## WRITTEN PROBLEM
Repeat every line of the listing below exactly, minus the pictures.

## RECORDS
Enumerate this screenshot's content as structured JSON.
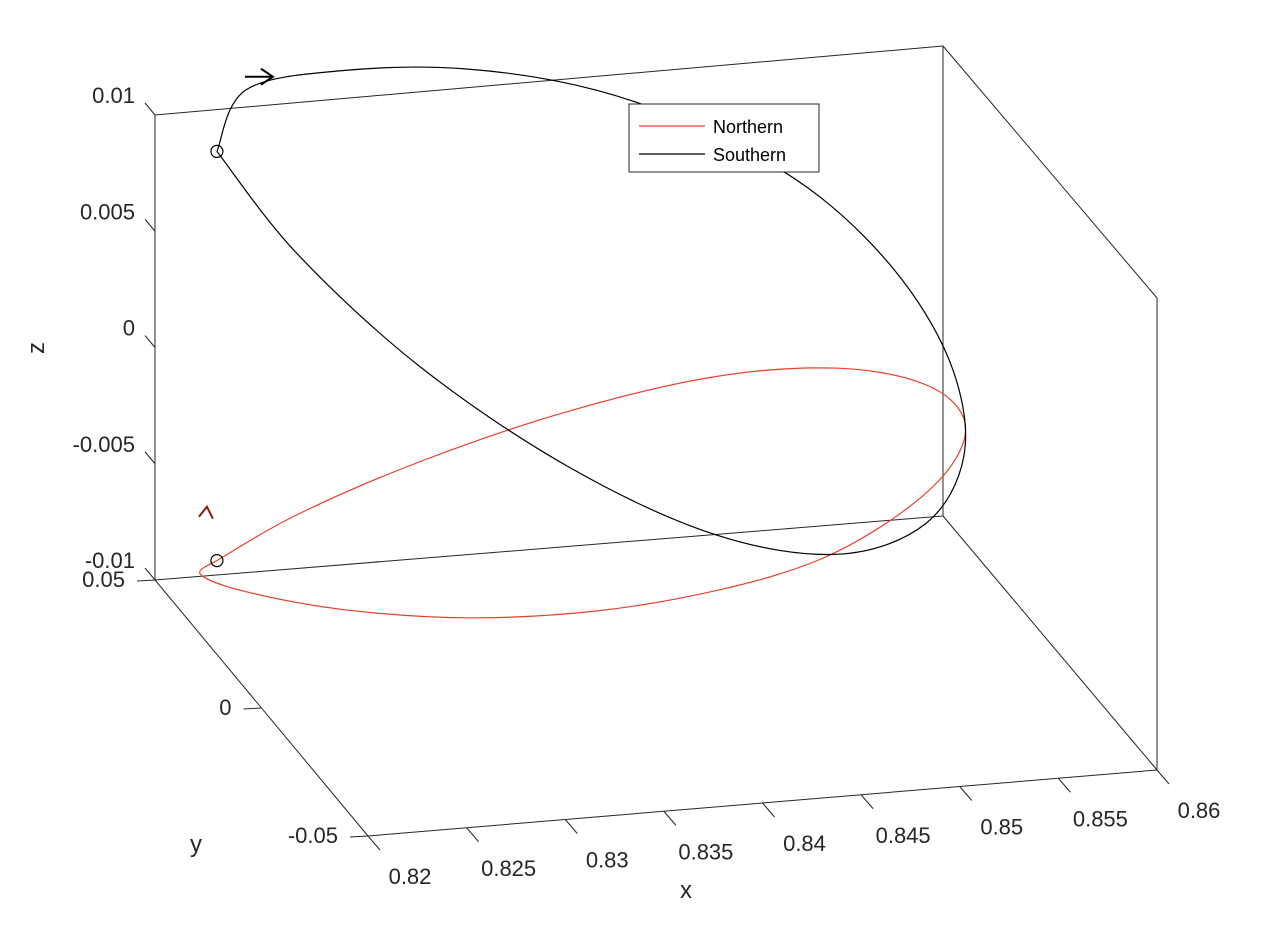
{
  "chart_data": {
    "type": "line",
    "projection": "3d",
    "xlabel": "x",
    "ylabel": "y",
    "zlabel": "z",
    "xlim": [
      0.82,
      0.86
    ],
    "ylim": [
      -0.05,
      0.05
    ],
    "zlim": [
      -0.01,
      0.01
    ],
    "x_ticks": [
      "0.82",
      "0.825",
      "0.83",
      "0.835",
      "0.84",
      "0.845",
      "0.85",
      "0.855",
      "0.86"
    ],
    "y_ticks": [
      "-0.05",
      "0",
      "0.05"
    ],
    "z_ticks": [
      "-0.01",
      "-0.005",
      "0",
      "0.005",
      "0.01"
    ],
    "grid": false,
    "legend_position": "top-right",
    "series": [
      {
        "name": "Northern",
        "color": "#e8402e",
        "description_points": "approximate 3D orbit samples (x, y, z)",
        "points": [
          [
            0.8226,
            0.045,
            -0.0088
          ],
          [
            0.8253,
            0.0322,
            -0.0056
          ],
          [
            0.83,
            0.0174,
            -0.002
          ],
          [
            0.836,
            0.0039,
            0.0012
          ],
          [
            0.8423,
            -0.0066,
            0.0034
          ],
          [
            0.8479,
            -0.0124,
            0.004
          ],
          [
            0.8523,
            -0.0125,
            0.003
          ],
          [
            0.8548,
            -0.0075,
            0.0008
          ],
          [
            0.8551,
            0.0004,
            -0.002
          ],
          [
            0.8535,
            0.0095,
            -0.005
          ],
          [
            0.8503,
            0.0185,
            -0.0078
          ],
          [
            0.846,
            0.0273,
            -0.0098
          ],
          [
            0.8408,
            0.0354,
            -0.0112
          ],
          [
            0.835,
            0.0419,
            -0.0118
          ],
          [
            0.8293,
            0.0469,
            -0.0116
          ],
          [
            0.8246,
            0.0497,
            -0.0108
          ],
          [
            0.8222,
            0.049,
            -0.0098
          ],
          [
            0.8226,
            0.045,
            -0.0088
          ]
        ],
        "start_marker": [
          0.8226,
          0.045,
          -0.0088
        ],
        "direction_arrow_at": [
          0.8226,
          0.0497,
          -0.007
        ]
      },
      {
        "name": "Southern",
        "color": "#000000",
        "points": [
          [
            0.8226,
            0.045,
            0.0088
          ],
          [
            0.8246,
            0.0497,
            0.0108
          ],
          [
            0.8293,
            0.0469,
            0.0116
          ],
          [
            0.835,
            0.0419,
            0.0118
          ],
          [
            0.8408,
            0.0354,
            0.0112
          ],
          [
            0.846,
            0.0273,
            0.0098
          ],
          [
            0.8503,
            0.0185,
            0.0078
          ],
          [
            0.8535,
            0.0095,
            0.005
          ],
          [
            0.8551,
            0.0004,
            0.002
          ],
          [
            0.8548,
            -0.0075,
            -0.0008
          ],
          [
            0.8523,
            -0.0125,
            -0.003
          ],
          [
            0.8479,
            -0.0124,
            -0.004
          ],
          [
            0.8423,
            -0.0066,
            -0.0034
          ],
          [
            0.836,
            0.0039,
            -0.0012
          ],
          [
            0.83,
            0.0174,
            0.002
          ],
          [
            0.8253,
            0.0322,
            0.0056
          ],
          [
            0.8226,
            0.045,
            0.0088
          ]
        ],
        "start_marker": [
          0.8226,
          0.045,
          0.0088
        ],
        "direction_arrow_at": [
          0.826,
          0.0502,
          0.0112
        ]
      }
    ]
  }
}
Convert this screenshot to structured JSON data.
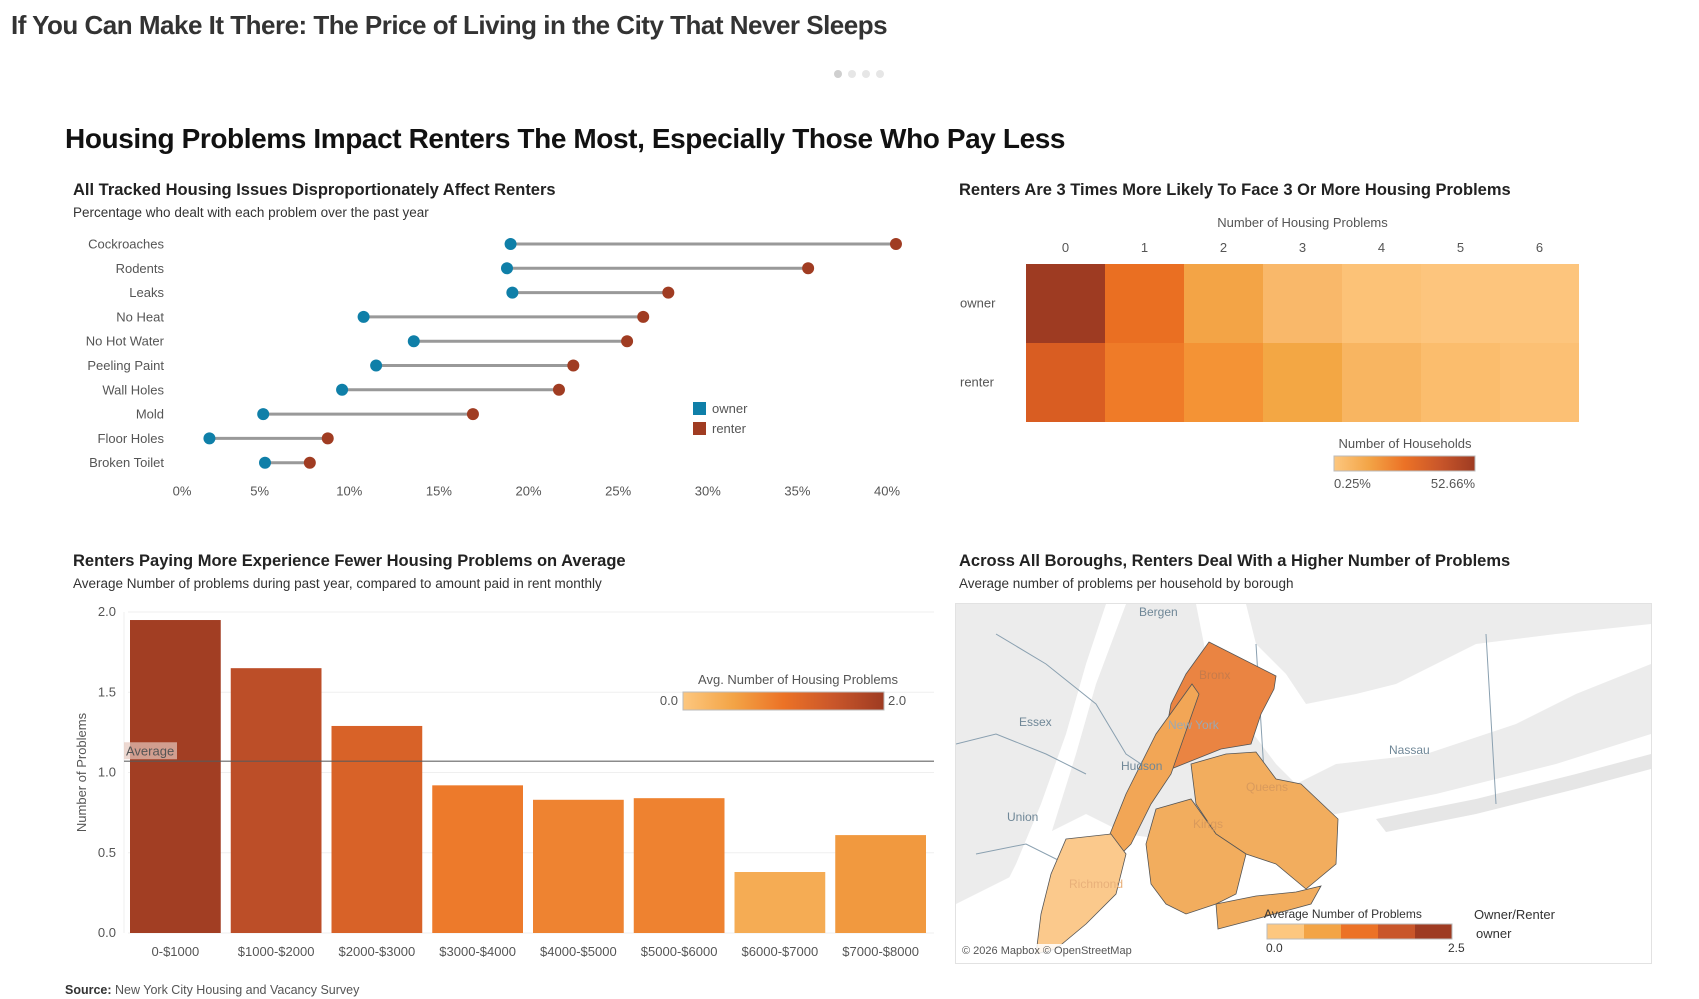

## CORRECT OUTPUT
Enumerate this screenshot's content as structured JSON.
{
  "chart_data": {
    "type": "line",
    "projection": "3d",
    "xlabel": "x",
    "ylabel": "y",
    "zlabel": "z",
    "xlim": [
      0.82,
      0.86
    ],
    "ylim": [
      -0.05,
      0.05
    ],
    "zlim": [
      -0.01,
      0.01
    ],
    "x_ticks": [
      "0.82",
      "0.825",
      "0.83",
      "0.835",
      "0.84",
      "0.845",
      "0.85",
      "0.855",
      "0.86"
    ],
    "y_ticks": [
      "-0.05",
      "0",
      "0.05"
    ],
    "z_ticks": [
      "-0.01",
      "-0.005",
      "0",
      "0.005",
      "0.01"
    ],
    "grid": false,
    "legend_position": "top-right",
    "series": [
      {
        "name": "Northern",
        "color": "#e8402e",
        "description_points": "approximate 3D orbit samples (x, y, z)",
        "points": [
          [
            0.8226,
            0.045,
            -0.0088
          ],
          [
            0.8253,
            0.0322,
            -0.0056
          ],
          [
            0.83,
            0.0174,
            -0.002
          ],
          [
            0.836,
            0.0039,
            0.0012
          ],
          [
            0.8423,
            -0.0066,
            0.0034
          ],
          [
            0.8479,
            -0.0124,
            0.004
          ],
          [
            0.8523,
            -0.0125,
            0.003
          ],
          [
            0.8548,
            -0.0075,
            0.0008
          ],
          [
            0.8551,
            0.0004,
            -0.002
          ],
          [
            0.8535,
            0.0095,
            -0.005
          ],
          [
            0.8503,
            0.0185,
            -0.0078
          ],
          [
            0.846,
            0.0273,
            -0.0098
          ],
          [
            0.8408,
            0.0354,
            -0.0112
          ],
          [
            0.835,
            0.0419,
            -0.0118
          ],
          [
            0.8293,
            0.0469,
            -0.0116
          ],
          [
            0.8246,
            0.0497,
            -0.0108
          ],
          [
            0.8222,
            0.049,
            -0.0098
          ],
          [
            0.8226,
            0.045,
            -0.0088
          ]
        ],
        "start_marker": [
          0.8226,
          0.045,
          -0.0088
        ],
        "direction_arrow_at": [
          0.8226,
          0.0497,
          -0.007
        ]
      },
      {
        "name": "Southern",
        "color": "#000000",
        "points": [
          [
            0.8226,
            0.045,
            0.0088
          ],
          [
            0.8246,
            0.0497,
            0.0108
          ],
          [
            0.8293,
            0.0469,
            0.0116
          ],
          [
            0.835,
            0.0419,
            0.0118
          ],
          [
            0.8408,
            0.0354,
            0.0112
          ],
          [
            0.846,
            0.0273,
            0.0098
          ],
          [
            0.8503,
            0.0185,
            0.0078
          ],
          [
            0.8535,
            0.0095,
            0.005
          ],
          [
            0.8551,
            0.0004,
            0.002
          ],
          [
            0.8548,
            -0.0075,
            -0.0008
          ],
          [
            0.8523,
            -0.0125,
            -0.003
          ],
          [
            0.8479,
            -0.0124,
            -0.004
          ],
          [
            0.8423,
            -0.0066,
            -0.0034
          ],
          [
            0.836,
            0.0039,
            -0.0012
          ],
          [
            0.83,
            0.0174,
            0.002
          ],
          [
            0.8253,
            0.0322,
            0.0056
          ],
          [
            0.8226,
            0.045,
            0.0088
          ]
        ],
        "start_marker": [
          0.8226,
          0.045,
          0.0088
        ],
        "direction_arrow_at": [
          0.826,
          0.0502,
          0.0112
        ]
      }
    ]
  }
}
Convert this screenshot to structured JSON data.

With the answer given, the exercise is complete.